Given problem>
Pull out every line below that contains the word "Physical".

— START OF Information given —

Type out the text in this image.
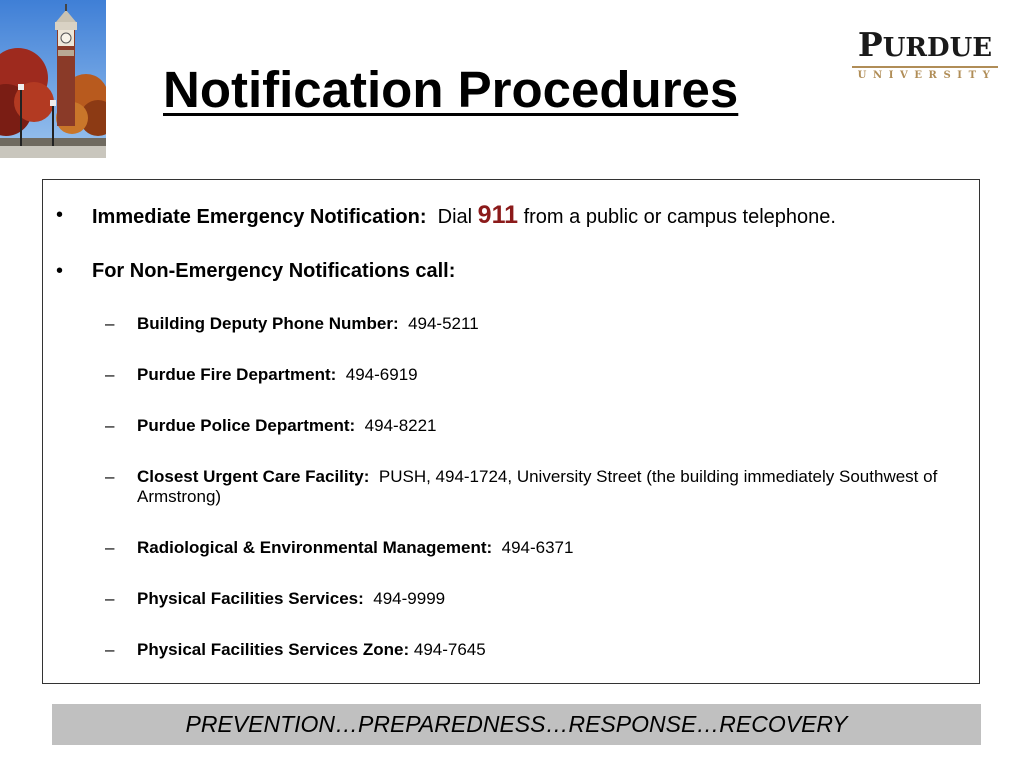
Notification Procedures
PURDUE
UNIVERSITY
• Immediate Emergency Notification: Dial 911 from a public or campus telephone.
• For Non-Emergency Notifications call:
– Building Deputy Phone Number: 494-5211
– Purdue Fire Department: 494-6919
– Purdue Police Department: 494-8221
– Closest Urgent Care Facility: PUSH, 494-1724, University Street (the building immediately Southwest of Armstrong)
– Radiological & Environmental Management: 494-6371
– Physical Facilities Services: 494-9999
– Physical Facilities Services Zone: 494-7645
PREVENTION…PREPAREDNESS…RESPONSE…RECOVERY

— END OF Information given —

Expected output>
– Physical Facilities Services: 494-9999
– Physical Facilities Services Zone: 494-7645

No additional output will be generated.